** Start DATA IN THIS EXERCISE **

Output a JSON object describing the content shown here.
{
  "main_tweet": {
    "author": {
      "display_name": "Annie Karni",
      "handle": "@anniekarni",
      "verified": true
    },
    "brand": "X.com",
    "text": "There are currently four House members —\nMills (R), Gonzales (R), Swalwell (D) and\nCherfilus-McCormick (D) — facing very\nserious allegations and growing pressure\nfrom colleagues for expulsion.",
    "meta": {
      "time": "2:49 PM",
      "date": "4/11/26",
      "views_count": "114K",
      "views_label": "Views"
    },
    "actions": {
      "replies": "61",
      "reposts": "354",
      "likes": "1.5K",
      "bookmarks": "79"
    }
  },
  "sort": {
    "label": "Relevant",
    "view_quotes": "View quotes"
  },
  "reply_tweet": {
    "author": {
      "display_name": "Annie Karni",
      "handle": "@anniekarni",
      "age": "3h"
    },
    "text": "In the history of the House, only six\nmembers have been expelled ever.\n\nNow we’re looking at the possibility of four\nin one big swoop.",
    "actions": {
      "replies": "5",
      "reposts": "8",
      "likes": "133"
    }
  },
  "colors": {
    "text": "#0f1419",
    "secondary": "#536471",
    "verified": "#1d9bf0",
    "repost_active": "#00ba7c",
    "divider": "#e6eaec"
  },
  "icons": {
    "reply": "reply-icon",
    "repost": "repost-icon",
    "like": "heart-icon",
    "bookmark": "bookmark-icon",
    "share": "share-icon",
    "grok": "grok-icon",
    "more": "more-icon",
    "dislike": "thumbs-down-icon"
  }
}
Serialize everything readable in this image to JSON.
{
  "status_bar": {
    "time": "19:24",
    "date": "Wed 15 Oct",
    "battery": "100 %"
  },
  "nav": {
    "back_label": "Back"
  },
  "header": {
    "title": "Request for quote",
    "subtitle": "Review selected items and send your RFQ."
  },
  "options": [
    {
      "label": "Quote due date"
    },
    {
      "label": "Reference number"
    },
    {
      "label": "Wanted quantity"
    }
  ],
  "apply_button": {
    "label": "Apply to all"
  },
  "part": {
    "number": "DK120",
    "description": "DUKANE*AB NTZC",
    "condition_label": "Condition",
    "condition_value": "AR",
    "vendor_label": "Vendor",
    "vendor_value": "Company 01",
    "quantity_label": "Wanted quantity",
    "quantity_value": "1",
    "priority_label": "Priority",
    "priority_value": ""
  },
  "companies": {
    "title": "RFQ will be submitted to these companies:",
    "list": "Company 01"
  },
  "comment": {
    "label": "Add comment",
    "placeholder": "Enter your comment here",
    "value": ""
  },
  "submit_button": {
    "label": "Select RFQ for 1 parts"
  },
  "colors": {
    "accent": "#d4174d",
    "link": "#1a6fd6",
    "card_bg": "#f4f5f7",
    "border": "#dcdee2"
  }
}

** End DATA IN THIS EXERCISE **

* EXERCISE DETAILS
Reproduce every line of the data verbatim.

* SOLUTION TO THIS EXERCISE
Output a JSON object describing the content shown here.
{
  "main_tweet": {
    "author": {
      "display_name": "Annie Karni",
      "handle": "@anniekarni",
      "verified": true
    },
    "brand": "X.com",
    "text": "There are currently four House members —\nMills (R), Gonzales (R), Swalwell (D) and\nCherfilus-McCormick (D) — facing very\nserious allegations and growing pressure\nfrom colleagues for expulsion.",
    "meta": {
      "time": "2:49 PM",
      "date": "4/11/26",
      "views_count": "114K",
      "views_label": "Views"
    },
    "actions": {
      "replies": "61",
      "reposts": "354",
      "likes": "1.5K",
      "bookmarks": "79"
    }
  },
  "sort": {
    "label": "Relevant",
    "view_quotes": "View quotes"
  },
  "reply_tweet": {
    "author": {
      "display_name": "Annie Karni",
      "handle": "@anniekarni",
      "age": "3h"
    },
    "text": "In the history of the House, only six\nmembers have been expelled ever.\n\nNow we’re looking at the possibility of four\nin one big swoop.",
    "actions": {
      "replies": "5",
      "reposts": "8",
      "likes": "133"
    }
  },
  "colors": {
    "text": "#0f1419",
    "secondary": "#536471",
    "verified": "#1d9bf0",
    "repost_active": "#00ba7c",
    "divider": "#e6eaec"
  },
  "icons": {
    "reply": "reply-icon",
    "repost": "repost-icon",
    "like": "heart-icon",
    "bookmark": "bookmark-icon",
    "share": "share-icon",
    "grok": "grok-icon",
    "more": "more-icon",
    "dislike": "thumbs-down-icon"
  }
}
Serialize everything readable in this image to JSON.
{
  "status_bar": {
    "time": "19:24",
    "date": "Wed 15 Oct",
    "battery": "100 %"
  },
  "nav": {
    "back_label": "Back"
  },
  "header": {
    "title": "Request for quote",
    "subtitle": "Review selected items and send your RFQ."
  },
  "options": [
    {
      "label": "Quote due date"
    },
    {
      "label": "Reference number"
    },
    {
      "label": "Wanted quantity"
    }
  ],
  "apply_button": {
    "label": "Apply to all"
  },
  "part": {
    "number": "DK120",
    "description": "DUKANE*AB NTZC",
    "condition_label": "Condition",
    "condition_value": "AR",
    "vendor_label": "Vendor",
    "vendor_value": "Company 01",
    "quantity_label": "Wanted quantity",
    "quantity_value": "1",
    "priority_label": "Priority",
    "priority_value": ""
  },
  "companies": {
    "title": "RFQ will be submitted to these companies:",
    "list": "Company 01"
  },
  "comment": {
    "label": "Add comment",
    "placeholder": "Enter your comment here",
    "value": ""
  },
  "submit_button": {
    "label": "Select RFQ for 1 parts"
  },
  "colors": {
    "accent": "#d4174d",
    "link": "#1a6fd6",
    "card_bg": "#f4f5f7",
    "border": "#dcdee2"
  }
}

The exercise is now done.